= WRITTEN EXERCISE 1 =
According to the workflow reference, why can `ctx:sleep(seconds)` be used even if the worker goes down while waiting? Answer in one to three sentences.
= WRITTEN EXERCISE 2 =
Turn the workflow reference item that starts with "`ctx:wait_for_signal(name)`" into a short bulleted list that keeps its main facts.

Client-side inspection / control (no `listen` required):

- `workflow.start(opts)` → `{ workflow_id, run_id, status }` — Start a workflow
  - `opts`: `{ workflow_type, workflow_id, input?, task_queue? }`
- `workflow.signal(workflow_id, signal_name, payload)` — Send a signal
- `workflow.describe(workflow_id)` → table — Get current state + result
- `workflow.cancel(workflow_id)` — Cancel a running workflow

### Workflow handler context (`ctx`)

Inside `workflow.define(name, function(ctx, input) ... end)`:

- `ctx:execute_activity(name, input, opts?)` → result — Schedule an activity, block until complete,
  return result. Raises if the activity fails after retries. `opts`:
  `{ task_queue?, max_attempts?, initial_interval_secs?, backoff_coefficient?,
  start_to_close_secs?, heartbeat_timeout_secs? }`.
- `ctx:sleep(seconds)` → nil — Durable timer. Survives worker bouncing; another worker resumes the
  workflow when the timer fires.
- `ctx:wait_for_signal(name)` → payload — Block until a matching signal arrives. Returns the
  signal's JSON payload (or nil if signaled with no payload). Multiple waits for the same name
  consume signals in arrival order.

= Records =
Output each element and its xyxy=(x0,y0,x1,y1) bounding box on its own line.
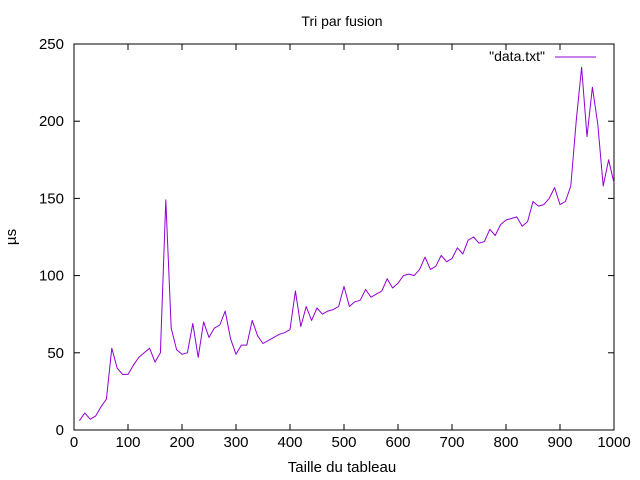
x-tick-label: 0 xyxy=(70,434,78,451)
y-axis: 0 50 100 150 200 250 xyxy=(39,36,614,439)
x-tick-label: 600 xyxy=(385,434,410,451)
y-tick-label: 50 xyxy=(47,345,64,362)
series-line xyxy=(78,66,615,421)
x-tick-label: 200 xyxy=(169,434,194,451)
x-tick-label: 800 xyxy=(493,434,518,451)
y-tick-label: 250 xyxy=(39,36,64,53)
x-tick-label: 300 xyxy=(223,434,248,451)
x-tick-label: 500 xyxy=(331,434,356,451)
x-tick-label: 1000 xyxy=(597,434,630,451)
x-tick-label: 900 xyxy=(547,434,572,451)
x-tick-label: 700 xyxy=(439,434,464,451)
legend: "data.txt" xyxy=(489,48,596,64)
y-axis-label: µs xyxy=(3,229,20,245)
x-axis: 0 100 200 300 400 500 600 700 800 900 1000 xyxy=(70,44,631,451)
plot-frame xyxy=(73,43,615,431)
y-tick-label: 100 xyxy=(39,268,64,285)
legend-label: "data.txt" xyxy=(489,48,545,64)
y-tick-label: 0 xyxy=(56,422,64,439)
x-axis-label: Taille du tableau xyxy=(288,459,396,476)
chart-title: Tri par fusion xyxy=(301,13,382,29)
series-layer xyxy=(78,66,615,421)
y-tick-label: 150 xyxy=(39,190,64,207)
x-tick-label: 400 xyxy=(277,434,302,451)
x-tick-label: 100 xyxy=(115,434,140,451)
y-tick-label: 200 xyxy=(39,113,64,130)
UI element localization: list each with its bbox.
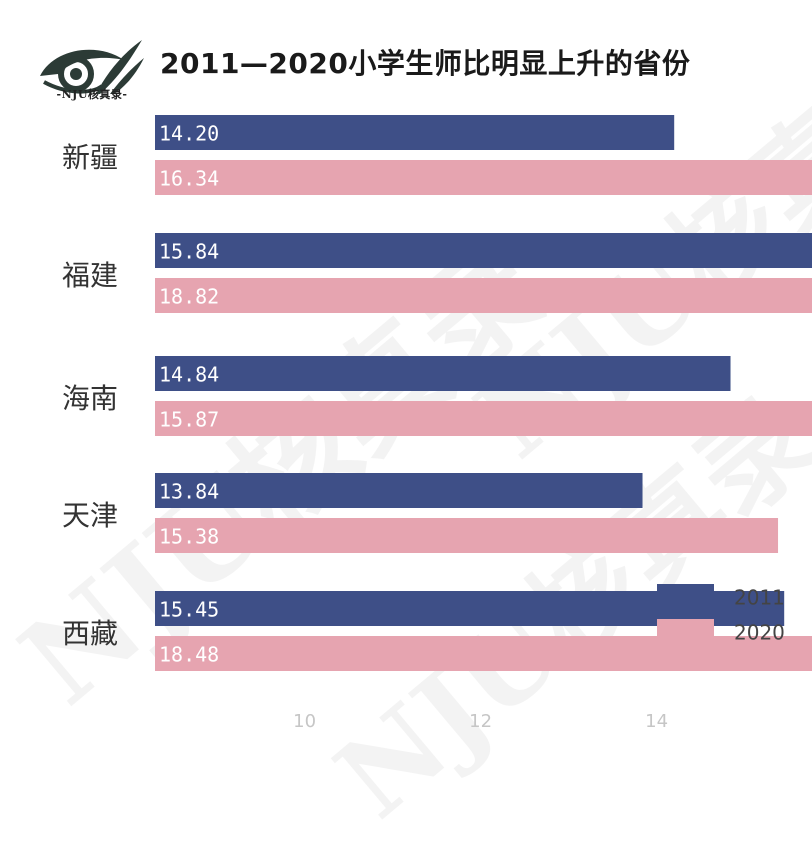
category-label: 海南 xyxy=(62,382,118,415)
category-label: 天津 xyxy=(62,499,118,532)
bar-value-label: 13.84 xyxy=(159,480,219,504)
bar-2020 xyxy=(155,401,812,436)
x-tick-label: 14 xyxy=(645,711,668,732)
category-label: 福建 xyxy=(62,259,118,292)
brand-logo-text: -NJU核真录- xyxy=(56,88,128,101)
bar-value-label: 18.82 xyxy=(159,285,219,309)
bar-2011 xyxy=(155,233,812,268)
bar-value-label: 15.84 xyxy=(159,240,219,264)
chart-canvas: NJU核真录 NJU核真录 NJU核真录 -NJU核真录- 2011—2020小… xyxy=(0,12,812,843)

= CORRECT RESPONSE 1 =
`ctx:sleep` is a durable timer that survives worker bouncing. When the timer fires, another worker resumes the workflow.

= CORRECT RESPONSE 2 =
- `ctx:wait_for_signal(name)` blocks until a signal with a matching name arrives.
- It returns the signal's JSON payload, or nil if the signal carried no payload.
- Multiple waits on the same name consume signals in the order they arrived.